**WRITTEN TASK**
Transcribe the material below exactly as it appears.

**RECORD SET**

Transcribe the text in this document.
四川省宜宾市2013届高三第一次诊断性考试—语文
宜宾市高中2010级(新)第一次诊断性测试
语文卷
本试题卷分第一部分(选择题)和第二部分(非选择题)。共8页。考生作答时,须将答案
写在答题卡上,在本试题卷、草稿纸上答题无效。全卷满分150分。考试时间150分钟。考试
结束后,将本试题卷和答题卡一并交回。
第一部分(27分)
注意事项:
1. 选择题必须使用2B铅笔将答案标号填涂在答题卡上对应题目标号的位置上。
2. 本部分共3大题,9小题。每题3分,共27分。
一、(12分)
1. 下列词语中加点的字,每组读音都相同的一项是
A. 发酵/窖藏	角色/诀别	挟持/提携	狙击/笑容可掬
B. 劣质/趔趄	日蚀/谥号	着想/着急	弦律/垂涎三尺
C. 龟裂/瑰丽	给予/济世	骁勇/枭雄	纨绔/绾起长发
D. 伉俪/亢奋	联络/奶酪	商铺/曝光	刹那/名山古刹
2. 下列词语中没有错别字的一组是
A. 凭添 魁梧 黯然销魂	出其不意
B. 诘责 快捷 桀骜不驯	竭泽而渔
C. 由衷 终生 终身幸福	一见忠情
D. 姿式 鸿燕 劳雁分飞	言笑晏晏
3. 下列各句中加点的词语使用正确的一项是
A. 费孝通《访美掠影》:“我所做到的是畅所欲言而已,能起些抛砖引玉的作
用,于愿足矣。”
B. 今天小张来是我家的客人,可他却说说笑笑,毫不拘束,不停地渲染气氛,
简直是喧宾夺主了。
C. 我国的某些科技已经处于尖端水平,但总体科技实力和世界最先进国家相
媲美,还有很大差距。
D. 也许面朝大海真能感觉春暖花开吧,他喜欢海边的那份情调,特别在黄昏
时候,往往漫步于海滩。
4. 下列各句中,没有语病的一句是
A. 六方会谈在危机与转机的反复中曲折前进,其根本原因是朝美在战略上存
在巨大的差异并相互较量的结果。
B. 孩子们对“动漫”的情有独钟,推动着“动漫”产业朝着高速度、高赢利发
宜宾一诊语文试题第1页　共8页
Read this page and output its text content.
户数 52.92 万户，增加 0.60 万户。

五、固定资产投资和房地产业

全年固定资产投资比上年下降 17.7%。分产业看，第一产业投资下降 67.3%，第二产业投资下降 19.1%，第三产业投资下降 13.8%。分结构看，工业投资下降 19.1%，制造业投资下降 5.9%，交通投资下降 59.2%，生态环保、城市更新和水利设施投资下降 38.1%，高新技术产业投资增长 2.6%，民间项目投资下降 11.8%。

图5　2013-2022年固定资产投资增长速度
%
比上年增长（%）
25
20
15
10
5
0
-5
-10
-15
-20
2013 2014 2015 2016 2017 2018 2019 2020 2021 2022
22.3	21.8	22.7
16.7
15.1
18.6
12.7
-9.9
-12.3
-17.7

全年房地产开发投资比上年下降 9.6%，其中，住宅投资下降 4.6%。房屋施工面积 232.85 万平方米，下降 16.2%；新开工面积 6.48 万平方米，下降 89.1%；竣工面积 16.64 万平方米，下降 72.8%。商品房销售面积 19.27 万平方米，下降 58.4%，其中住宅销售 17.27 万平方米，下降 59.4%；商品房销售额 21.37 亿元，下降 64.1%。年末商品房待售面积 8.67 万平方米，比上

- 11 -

**EXERCISE RESULT**
Transcribe the text in this document.
四川省宜宾市2013届高三第一次诊断性考试—语文
宜宾市高中2010级(新)第一次诊断性测试
语文卷
本试题卷分第一部分(选择题)和第二部分(非选择题)。共8页。考生作答时,须将答案
写在答题卡上,在本试题卷、草稿纸上答题无效。全卷满分150分。考试时间150分钟。考试
结束后,将本试题卷和答题卡一并交回。
第一部分(27分)
注意事项:
1. 选择题必须使用2B铅笔将答案标号填涂在答题卡上对应题目标号的位置上。
2. 本部分共3大题,9小题。每题3分,共27分。
一、(12分)
1. 下列词语中加点的字,每组读音都相同的一项是
A. 发酵/窖藏	角色/诀别	挟持/提携	狙击/笑容可掬
B. 劣质/趔趄	日蚀/谥号	着想/着急	弦律/垂涎三尺
C. 龟裂/瑰丽	给予/济世	骁勇/枭雄	纨绔/绾起长发
D. 伉俪/亢奋	联络/奶酪	商铺/曝光	刹那/名山古刹
2. 下列词语中没有错别字的一组是
A. 凭添 魁梧 黯然销魂	出其不意
B. 诘责 快捷 桀骜不驯	竭泽而渔
C. 由衷 终生 终身幸福	一见忠情
D. 姿式 鸿燕 劳雁分飞	言笑晏晏
3. 下列各句中加点的词语使用正确的一项是
A. 费孝通《访美掠影》:“我所做到的是畅所欲言而已,能起些抛砖引玉的作
用,于愿足矣。”
B. 今天小张来是我家的客人,可他却说说笑笑,毫不拘束,不停地渲染气氛,
简直是喧宾夺主了。
C. 我国的某些科技已经处于尖端水平,但总体科技实力和世界最先进国家相
媲美,还有很大差距。
D. 也许面朝大海真能感觉春暖花开吧,他喜欢海边的那份情调,特别在黄昏
时候,往往漫步于海滩。
4. 下列各句中,没有语病的一句是
A. 六方会谈在危机与转机的反复中曲折前进,其根本原因是朝美在战略上存
在巨大的差异并相互较量的结果。
B. 孩子们对“动漫”的情有独钟,推动着“动漫”产业朝着高速度、高赢利发
宜宾一诊语文试题第1页　共8页
Read this page and output its text content.
户数 52.92 万户，增加 0.60 万户。

五、固定资产投资和房地产业

全年固定资产投资比上年下降 17.7%。分产业看，第一产业投资下降 67.3%，第二产业投资下降 19.1%，第三产业投资下降 13.8%。分结构看，工业投资下降 19.1%，制造业投资下降 5.9%，交通投资下降 59.2%，生态环保、城市更新和水利设施投资下降 38.1%，高新技术产业投资增长 2.6%，民间项目投资下降 11.8%。

图5　2013-2022年固定资产投资增长速度
%
比上年增长（%）
25
20
15
10
5
0
-5
-10
-15
-20
2013 2014 2015 2016 2017 2018 2019 2020 2021 2022
22.3	21.8	22.7
16.7
15.1
18.6
12.7
-9.9
-12.3
-17.7

全年房地产开发投资比上年下降 9.6%，其中，住宅投资下降 4.6%。房屋施工面积 232.85 万平方米，下降 16.2%；新开工面积 6.48 万平方米，下降 89.1%；竣工面积 16.64 万平方米，下降 72.8%。商品房销售面积 19.27 万平方米，下降 58.4%，其中住宅销售 17.27 万平方米，下降 59.4%；商品房销售额 21.37 亿元，下降 64.1%。年末商品房待售面积 8.67 万平方米，比上

- 11 -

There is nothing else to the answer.